Instructions for the task
Find the lines that contain the word "shower" and copy each one.

>> Begin

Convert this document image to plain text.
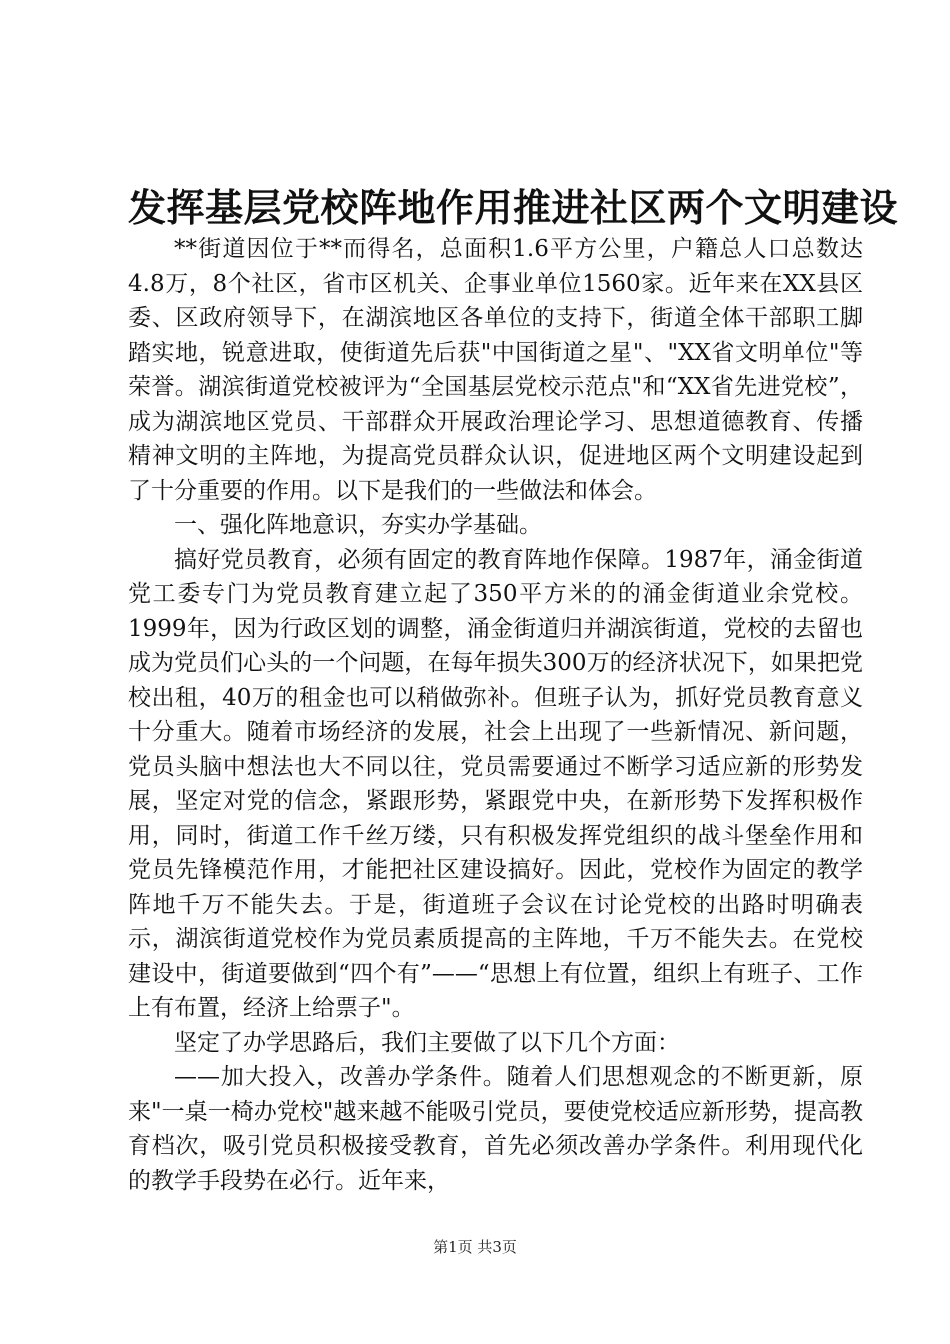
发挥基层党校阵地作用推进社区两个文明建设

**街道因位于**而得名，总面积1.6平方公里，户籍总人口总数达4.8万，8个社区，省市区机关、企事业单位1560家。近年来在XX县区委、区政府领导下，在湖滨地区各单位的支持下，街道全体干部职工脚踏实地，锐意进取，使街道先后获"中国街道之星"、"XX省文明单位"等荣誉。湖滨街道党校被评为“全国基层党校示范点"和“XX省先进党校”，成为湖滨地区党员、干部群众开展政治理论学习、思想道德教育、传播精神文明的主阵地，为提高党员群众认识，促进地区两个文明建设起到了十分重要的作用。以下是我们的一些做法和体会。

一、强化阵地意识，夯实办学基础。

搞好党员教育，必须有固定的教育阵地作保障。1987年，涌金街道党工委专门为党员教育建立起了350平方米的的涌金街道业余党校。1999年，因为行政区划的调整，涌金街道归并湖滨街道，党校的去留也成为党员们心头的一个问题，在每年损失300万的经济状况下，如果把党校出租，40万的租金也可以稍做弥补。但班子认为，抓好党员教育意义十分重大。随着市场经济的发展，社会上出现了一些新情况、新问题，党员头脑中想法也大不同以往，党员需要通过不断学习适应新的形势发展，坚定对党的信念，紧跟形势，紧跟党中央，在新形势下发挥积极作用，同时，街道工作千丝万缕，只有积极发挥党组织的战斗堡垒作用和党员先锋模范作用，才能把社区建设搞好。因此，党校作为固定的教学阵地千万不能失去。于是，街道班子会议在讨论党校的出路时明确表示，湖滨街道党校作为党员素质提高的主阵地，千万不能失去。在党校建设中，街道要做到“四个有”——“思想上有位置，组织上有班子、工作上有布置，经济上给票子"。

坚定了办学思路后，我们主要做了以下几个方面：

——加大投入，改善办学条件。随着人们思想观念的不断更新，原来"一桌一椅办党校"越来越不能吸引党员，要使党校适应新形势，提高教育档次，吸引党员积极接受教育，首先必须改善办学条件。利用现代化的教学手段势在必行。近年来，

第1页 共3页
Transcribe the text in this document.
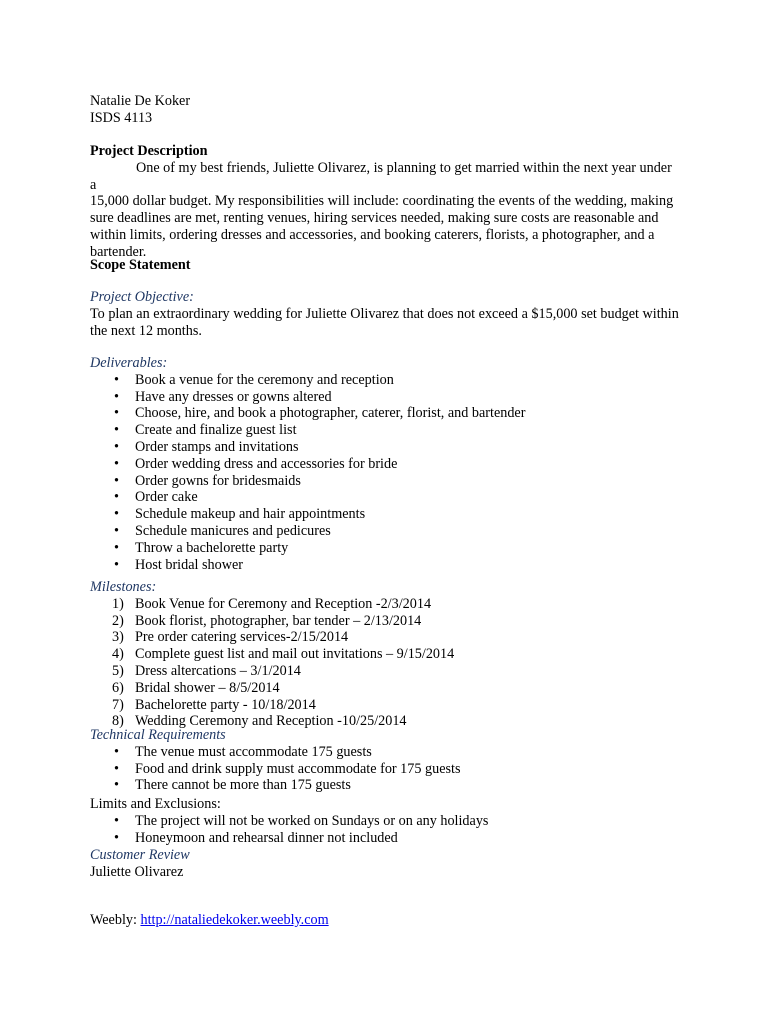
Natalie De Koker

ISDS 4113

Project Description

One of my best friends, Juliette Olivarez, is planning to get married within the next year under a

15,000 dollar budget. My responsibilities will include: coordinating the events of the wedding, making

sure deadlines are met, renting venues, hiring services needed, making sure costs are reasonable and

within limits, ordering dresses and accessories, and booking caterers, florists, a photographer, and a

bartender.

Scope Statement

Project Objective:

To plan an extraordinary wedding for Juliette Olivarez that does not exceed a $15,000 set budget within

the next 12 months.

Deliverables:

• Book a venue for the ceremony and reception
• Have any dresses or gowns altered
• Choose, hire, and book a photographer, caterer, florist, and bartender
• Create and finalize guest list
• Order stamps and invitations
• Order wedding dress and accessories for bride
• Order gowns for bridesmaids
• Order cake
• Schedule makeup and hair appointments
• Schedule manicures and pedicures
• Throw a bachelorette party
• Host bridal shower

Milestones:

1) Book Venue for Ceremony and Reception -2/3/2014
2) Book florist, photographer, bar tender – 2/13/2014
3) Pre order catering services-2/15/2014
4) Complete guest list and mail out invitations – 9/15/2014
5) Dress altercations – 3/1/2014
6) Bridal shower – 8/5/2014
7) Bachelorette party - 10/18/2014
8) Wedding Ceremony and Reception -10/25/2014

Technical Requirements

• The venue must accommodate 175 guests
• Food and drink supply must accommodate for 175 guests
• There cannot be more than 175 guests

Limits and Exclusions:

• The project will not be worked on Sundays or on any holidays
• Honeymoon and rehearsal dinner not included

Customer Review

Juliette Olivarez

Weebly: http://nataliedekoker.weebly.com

>> End
>> Begin

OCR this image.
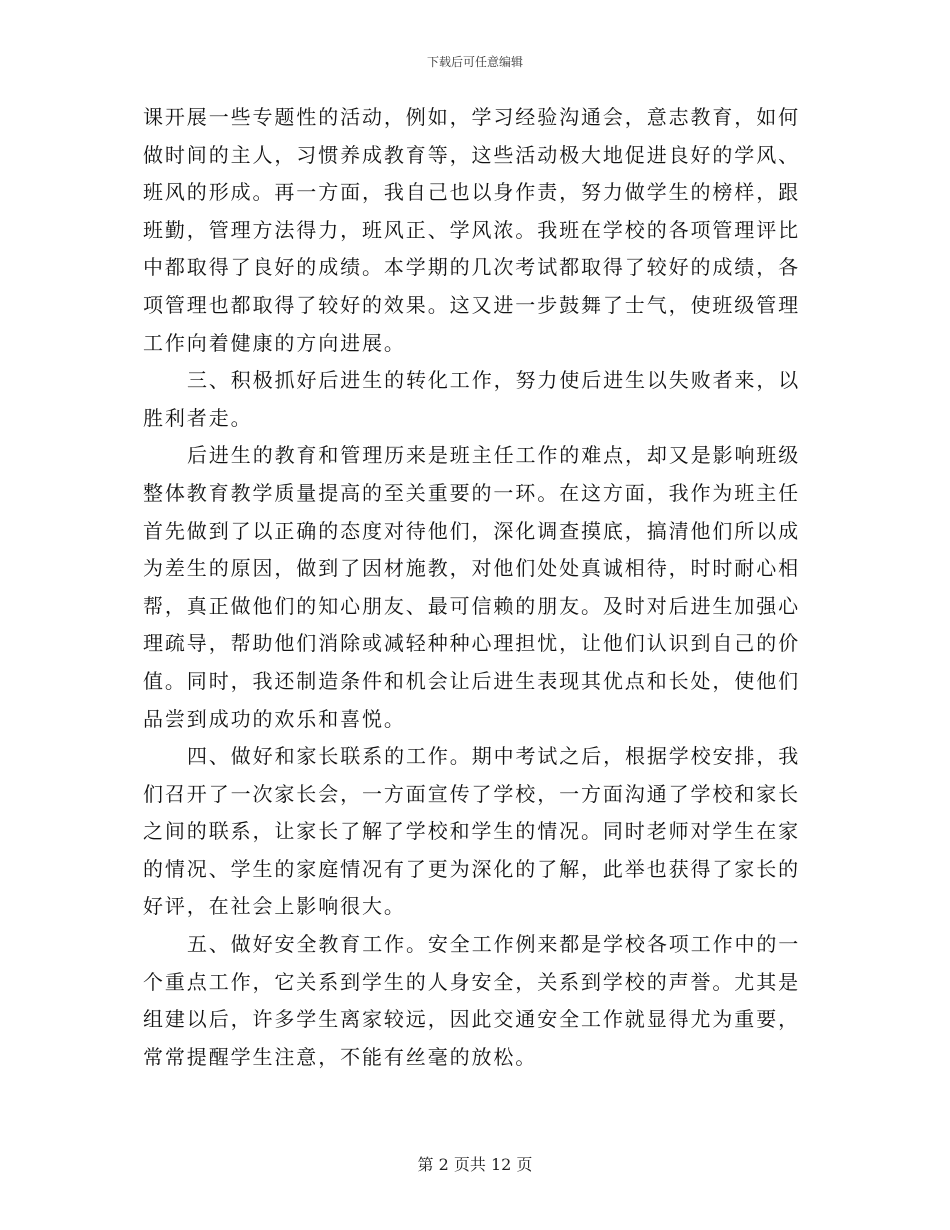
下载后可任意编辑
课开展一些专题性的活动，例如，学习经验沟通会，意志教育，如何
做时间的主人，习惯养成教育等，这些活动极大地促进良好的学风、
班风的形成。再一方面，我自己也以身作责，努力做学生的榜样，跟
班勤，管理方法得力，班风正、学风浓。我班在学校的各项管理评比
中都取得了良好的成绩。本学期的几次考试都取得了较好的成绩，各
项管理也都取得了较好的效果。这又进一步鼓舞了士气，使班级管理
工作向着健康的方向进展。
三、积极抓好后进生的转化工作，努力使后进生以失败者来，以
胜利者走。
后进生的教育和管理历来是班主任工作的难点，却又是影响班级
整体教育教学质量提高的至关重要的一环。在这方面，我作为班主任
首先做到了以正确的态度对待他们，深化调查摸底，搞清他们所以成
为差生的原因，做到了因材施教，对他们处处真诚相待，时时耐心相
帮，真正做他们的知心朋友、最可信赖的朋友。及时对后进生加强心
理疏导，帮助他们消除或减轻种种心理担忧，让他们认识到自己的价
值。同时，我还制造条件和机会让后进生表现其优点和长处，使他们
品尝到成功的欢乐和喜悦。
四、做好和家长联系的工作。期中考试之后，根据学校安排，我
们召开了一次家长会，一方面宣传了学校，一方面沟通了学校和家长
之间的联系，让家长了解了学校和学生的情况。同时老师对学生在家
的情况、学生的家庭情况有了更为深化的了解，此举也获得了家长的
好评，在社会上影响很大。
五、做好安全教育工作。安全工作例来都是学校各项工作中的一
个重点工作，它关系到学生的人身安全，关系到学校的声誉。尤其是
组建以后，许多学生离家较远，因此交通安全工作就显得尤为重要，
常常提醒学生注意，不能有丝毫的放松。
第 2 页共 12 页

>> End

Exercise solution
• Host bridal shower
6) Bridal shower – 8/5/2014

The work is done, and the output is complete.